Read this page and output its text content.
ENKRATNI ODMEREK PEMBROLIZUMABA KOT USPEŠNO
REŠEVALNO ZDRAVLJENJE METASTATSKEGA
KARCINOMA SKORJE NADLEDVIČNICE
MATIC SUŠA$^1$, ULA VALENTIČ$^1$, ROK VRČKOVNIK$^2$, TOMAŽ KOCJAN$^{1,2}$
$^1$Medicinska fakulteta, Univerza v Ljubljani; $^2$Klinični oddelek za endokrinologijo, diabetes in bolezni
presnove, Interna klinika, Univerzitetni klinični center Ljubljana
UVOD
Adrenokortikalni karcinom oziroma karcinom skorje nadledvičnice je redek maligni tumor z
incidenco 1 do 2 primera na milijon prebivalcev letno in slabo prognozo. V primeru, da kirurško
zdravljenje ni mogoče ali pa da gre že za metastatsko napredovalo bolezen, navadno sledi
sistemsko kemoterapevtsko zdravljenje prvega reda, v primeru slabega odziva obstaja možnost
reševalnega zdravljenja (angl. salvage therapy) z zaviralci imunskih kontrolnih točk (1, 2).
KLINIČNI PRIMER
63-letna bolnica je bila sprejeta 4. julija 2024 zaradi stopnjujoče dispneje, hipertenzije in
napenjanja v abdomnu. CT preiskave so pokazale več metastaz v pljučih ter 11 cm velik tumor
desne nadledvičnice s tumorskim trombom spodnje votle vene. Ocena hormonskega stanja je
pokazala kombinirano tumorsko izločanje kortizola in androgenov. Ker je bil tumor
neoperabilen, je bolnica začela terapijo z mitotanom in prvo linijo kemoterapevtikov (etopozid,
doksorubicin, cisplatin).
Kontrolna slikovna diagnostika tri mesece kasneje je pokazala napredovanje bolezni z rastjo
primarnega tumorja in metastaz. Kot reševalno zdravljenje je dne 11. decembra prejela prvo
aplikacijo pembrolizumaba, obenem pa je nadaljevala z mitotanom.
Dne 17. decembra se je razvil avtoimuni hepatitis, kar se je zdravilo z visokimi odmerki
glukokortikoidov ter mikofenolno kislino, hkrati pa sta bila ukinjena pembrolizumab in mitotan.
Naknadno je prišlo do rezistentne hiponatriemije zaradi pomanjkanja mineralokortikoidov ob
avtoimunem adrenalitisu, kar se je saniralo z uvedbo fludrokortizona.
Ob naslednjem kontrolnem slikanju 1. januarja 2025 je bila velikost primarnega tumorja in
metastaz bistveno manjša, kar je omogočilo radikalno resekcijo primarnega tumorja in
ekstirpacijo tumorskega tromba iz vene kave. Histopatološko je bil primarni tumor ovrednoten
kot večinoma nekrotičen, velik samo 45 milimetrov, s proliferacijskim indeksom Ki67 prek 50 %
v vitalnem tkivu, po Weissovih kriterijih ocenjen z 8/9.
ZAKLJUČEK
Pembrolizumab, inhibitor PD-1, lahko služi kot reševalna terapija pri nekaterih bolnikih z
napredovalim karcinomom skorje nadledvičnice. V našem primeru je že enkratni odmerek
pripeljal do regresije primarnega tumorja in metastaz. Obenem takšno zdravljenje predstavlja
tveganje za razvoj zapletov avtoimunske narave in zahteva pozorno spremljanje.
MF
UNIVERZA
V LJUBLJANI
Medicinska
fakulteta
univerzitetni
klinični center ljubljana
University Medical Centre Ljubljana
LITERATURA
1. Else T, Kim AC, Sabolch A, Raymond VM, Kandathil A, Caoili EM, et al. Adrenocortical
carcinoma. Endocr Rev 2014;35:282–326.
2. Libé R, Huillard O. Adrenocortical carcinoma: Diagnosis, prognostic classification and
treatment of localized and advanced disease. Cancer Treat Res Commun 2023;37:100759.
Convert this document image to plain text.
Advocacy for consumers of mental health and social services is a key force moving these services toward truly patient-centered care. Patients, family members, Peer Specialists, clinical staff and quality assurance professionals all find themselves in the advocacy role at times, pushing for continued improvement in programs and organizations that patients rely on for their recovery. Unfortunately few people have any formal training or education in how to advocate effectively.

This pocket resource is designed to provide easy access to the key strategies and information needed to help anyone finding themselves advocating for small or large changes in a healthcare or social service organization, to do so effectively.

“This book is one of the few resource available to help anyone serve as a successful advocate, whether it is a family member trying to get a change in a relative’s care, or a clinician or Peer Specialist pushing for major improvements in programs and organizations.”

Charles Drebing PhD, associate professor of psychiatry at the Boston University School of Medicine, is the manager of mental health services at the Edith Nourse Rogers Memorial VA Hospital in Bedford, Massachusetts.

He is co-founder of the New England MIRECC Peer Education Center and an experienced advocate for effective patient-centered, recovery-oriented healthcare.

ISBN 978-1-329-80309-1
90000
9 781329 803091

-----

Would you copy out each line of the records above where the word "pokazala" occurs?

**The answer**:
pokazala kombinirano tumorsko izločanje kortizola in androgenov. Ker je bil tumor
Kontrolna slikovna diagnostika tri mesece kasneje je pokazala napredovanje bolezni z rastjo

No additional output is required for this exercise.